SHORT EXERCISE:
State the number of lines, and only that number, in which the word "values" appears.

DATA RECORDS:
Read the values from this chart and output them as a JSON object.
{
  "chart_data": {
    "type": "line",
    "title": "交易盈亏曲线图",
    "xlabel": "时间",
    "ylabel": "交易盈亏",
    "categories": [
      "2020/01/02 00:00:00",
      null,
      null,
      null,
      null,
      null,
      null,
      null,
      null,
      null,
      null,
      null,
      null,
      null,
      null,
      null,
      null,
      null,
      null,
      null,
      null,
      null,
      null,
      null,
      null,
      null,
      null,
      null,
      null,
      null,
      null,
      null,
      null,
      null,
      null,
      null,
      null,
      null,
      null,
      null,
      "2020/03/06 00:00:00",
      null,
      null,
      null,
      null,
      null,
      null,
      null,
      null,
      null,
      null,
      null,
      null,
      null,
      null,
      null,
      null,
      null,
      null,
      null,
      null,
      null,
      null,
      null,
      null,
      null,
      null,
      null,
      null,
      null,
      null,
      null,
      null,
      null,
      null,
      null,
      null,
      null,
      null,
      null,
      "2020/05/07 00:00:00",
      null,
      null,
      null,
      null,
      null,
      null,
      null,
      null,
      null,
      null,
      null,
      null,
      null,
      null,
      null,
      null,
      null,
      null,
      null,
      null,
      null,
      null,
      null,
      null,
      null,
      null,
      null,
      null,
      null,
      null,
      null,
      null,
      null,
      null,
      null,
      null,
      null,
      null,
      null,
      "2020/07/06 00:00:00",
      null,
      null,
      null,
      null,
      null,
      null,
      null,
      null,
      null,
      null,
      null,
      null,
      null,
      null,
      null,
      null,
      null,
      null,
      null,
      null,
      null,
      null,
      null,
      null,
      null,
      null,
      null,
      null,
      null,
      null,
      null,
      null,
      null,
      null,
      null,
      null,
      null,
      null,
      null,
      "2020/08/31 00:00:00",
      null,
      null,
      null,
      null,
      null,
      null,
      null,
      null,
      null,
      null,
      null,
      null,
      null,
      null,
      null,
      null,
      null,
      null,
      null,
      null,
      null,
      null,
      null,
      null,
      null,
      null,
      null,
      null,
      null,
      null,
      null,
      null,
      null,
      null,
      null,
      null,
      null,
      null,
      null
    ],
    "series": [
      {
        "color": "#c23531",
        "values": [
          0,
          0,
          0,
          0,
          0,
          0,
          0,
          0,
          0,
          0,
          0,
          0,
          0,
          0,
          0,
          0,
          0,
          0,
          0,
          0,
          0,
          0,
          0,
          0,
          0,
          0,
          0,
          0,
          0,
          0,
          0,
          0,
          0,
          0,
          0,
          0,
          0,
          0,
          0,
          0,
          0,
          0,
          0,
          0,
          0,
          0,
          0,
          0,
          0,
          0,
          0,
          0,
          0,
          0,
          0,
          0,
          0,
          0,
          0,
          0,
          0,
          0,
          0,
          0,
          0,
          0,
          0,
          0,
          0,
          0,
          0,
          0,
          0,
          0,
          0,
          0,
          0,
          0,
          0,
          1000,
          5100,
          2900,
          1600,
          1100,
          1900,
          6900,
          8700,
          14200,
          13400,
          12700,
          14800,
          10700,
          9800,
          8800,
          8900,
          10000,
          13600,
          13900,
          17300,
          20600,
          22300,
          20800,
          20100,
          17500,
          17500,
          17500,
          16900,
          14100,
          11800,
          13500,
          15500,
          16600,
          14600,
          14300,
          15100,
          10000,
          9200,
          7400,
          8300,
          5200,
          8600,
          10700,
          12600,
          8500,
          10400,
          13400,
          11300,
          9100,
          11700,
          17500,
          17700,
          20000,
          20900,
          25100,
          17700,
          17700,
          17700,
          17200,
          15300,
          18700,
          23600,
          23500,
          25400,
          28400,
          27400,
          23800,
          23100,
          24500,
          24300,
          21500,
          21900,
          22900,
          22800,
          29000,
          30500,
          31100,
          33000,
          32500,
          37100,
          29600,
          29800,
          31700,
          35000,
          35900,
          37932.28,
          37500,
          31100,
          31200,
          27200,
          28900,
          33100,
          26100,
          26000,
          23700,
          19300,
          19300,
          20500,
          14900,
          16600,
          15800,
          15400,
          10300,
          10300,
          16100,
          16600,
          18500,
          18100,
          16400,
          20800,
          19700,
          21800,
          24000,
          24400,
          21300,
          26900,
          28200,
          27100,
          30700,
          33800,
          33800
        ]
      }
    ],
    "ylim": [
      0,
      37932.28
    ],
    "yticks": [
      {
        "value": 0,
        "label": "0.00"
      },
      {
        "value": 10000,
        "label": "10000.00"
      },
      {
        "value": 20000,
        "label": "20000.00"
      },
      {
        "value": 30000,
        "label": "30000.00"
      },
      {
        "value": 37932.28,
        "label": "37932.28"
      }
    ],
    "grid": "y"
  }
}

SOLUTION FOR THIS PROBLEM:
2